Transcribe every line exactly. Leave the pictures behind.
···
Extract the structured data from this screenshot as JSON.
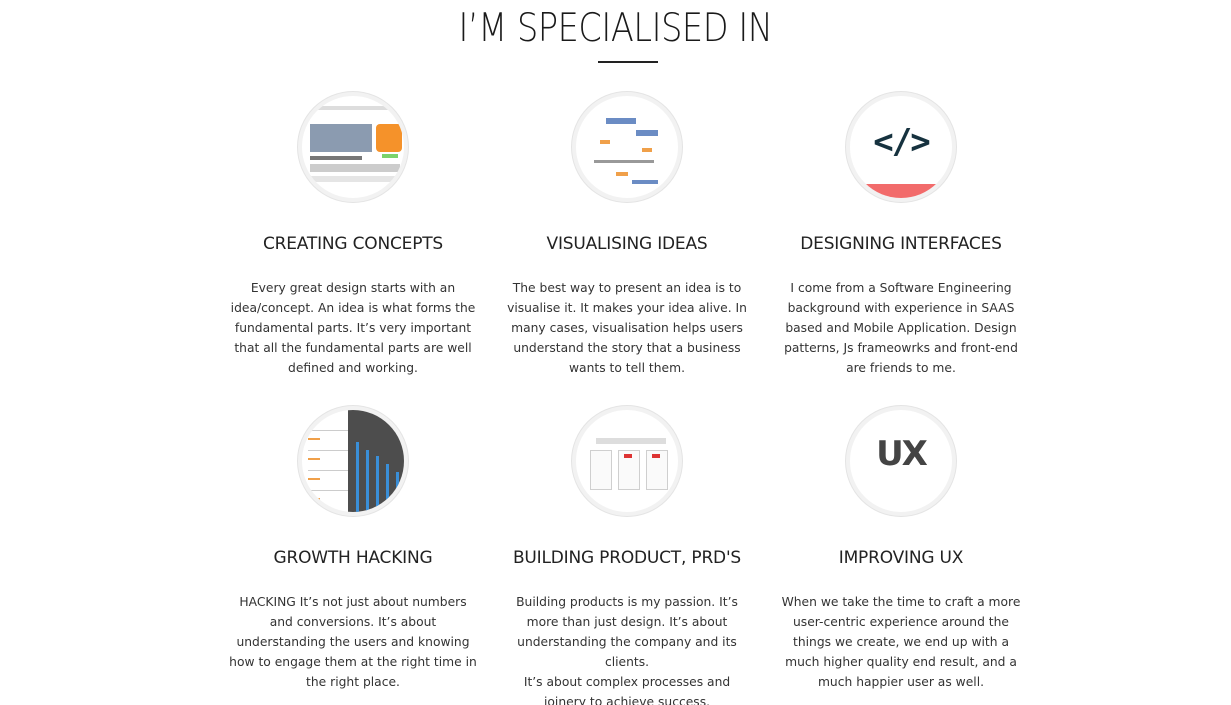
{
  "section": {
    "title": "I’M SPECIALISED IN"
  },
  "cards": [
    {
      "title": "CREATING CONCEPTS",
      "text": "Every great design starts with an idea/concept. An idea is what forms the fundamental parts. It’s very important that all the fundamental parts are well defined and working.",
      "icon": "concept-wireframe-icon"
    },
    {
      "title": "VISUALISING IDEAS",
      "text": "The best way to present an idea is to visualise it. It makes your idea alive. In many cases, visualisation helps users understand the story that a business wants to tell them.",
      "icon": "sitemap-diagram-icon"
    },
    {
      "title": "DESIGNING INTERFACES",
      "text": "I come from a Software Engineering background with experience in SAAS based and Mobile Application. Design patterns, Js frameowrks and front-end are friends to me.",
      "icon": "code-brackets-icon",
      "glyph": "</>"
    },
    {
      "title": "GROWTH HACKING",
      "text": "HACKING It’s not just about numbers and conversions. It’s about understanding the users and knowing how to engage them at the right time in the right place.",
      "icon": "growth-chart-icon"
    },
    {
      "title": "BUILDING PRODUCT, PRD's",
      "text_lines": [
        "Building products is my passion. It’s more than just design. It’s about understanding the company and its clients.",
        "It’s about complex processes and joinery to achieve success."
      ],
      "icon": "product-document-icon"
    },
    {
      "title": "IMPROVING UX",
      "text": "When we take the time to craft a more user-centric experience around the things we create, we end up with a much higher quality end result, and a much happier user as well.",
      "icon": "ux-badge-icon",
      "glyph": "UX"
    }
  ],
  "colors": {
    "accent_code_bg": "#73c5cf",
    "accent_code_bar": "#f26b6b",
    "ux_blue": "#1e8fc9",
    "concept_orange": "#f5922a"
  }
}
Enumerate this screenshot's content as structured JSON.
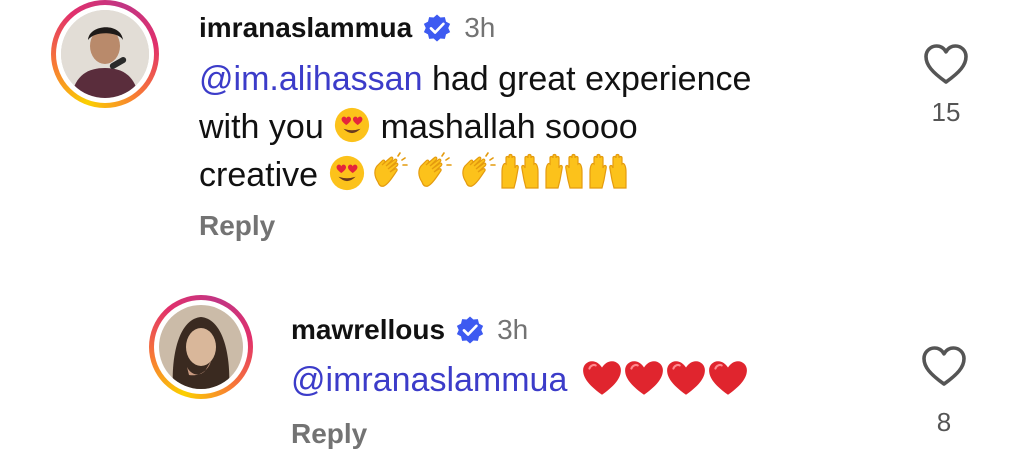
···
RESULT FOR THIS TASK =>
Extract the structured data from this screenshot as JSON.
{
  "section": {
    "title": "I’M SPECIALISED IN"
  },
  "cards": [
    {
      "title": "CREATING CONCEPTS",
      "text": "Every great design starts with an idea/concept. An idea is what forms the fundamental parts. It’s very important that all the fundamental parts are well defined and working.",
      "icon": "concept-wireframe-icon"
    },
    {
      "title": "VISUALISING IDEAS",
      "text": "The best way to present an idea is to visualise it. It makes your idea alive. In many cases, visualisation helps users understand the story that a business wants to tell them.",
      "icon": "sitemap-diagram-icon"
    },
    {
      "title": "DESIGNING INTERFACES",
      "text": "I come from a Software Engineering background with experience in SAAS based and Mobile Application. Design patterns, Js frameowrks and front-end are friends to me.",
      "icon": "code-brackets-icon",
      "glyph": "</>"
    },
    {
      "title": "GROWTH HACKING",
      "text": "HACKING It’s not just about numbers and conversions. It’s about understanding the users and knowing how to engage them at the right time in the right place.",
      "icon": "growth-chart-icon"
    },
    {
      "title": "BUILDING PRODUCT, PRD's",
      "text_lines": [
        "Building products is my passion. It’s more than just design. It’s about understanding the company and its clients.",
        "It’s about complex processes and joinery to achieve success."
      ],
      "icon": "product-document-icon"
    },
    {
      "title": "IMPROVING UX",
      "text": "When we take the time to craft a more user-centric experience around the things we create, we end up with a much higher quality end result, and a much happier user as well.",
      "icon": "ux-badge-icon",
      "glyph": "UX"
    }
  ],
  "colors": {
    "accent_code_bg": "#73c5cf",
    "accent_code_bar": "#f26b6b",
    "ux_blue": "#1e8fc9",
    "concept_orange": "#f5922a"
  }
}
Enumerate this screenshot's content as structured JSON.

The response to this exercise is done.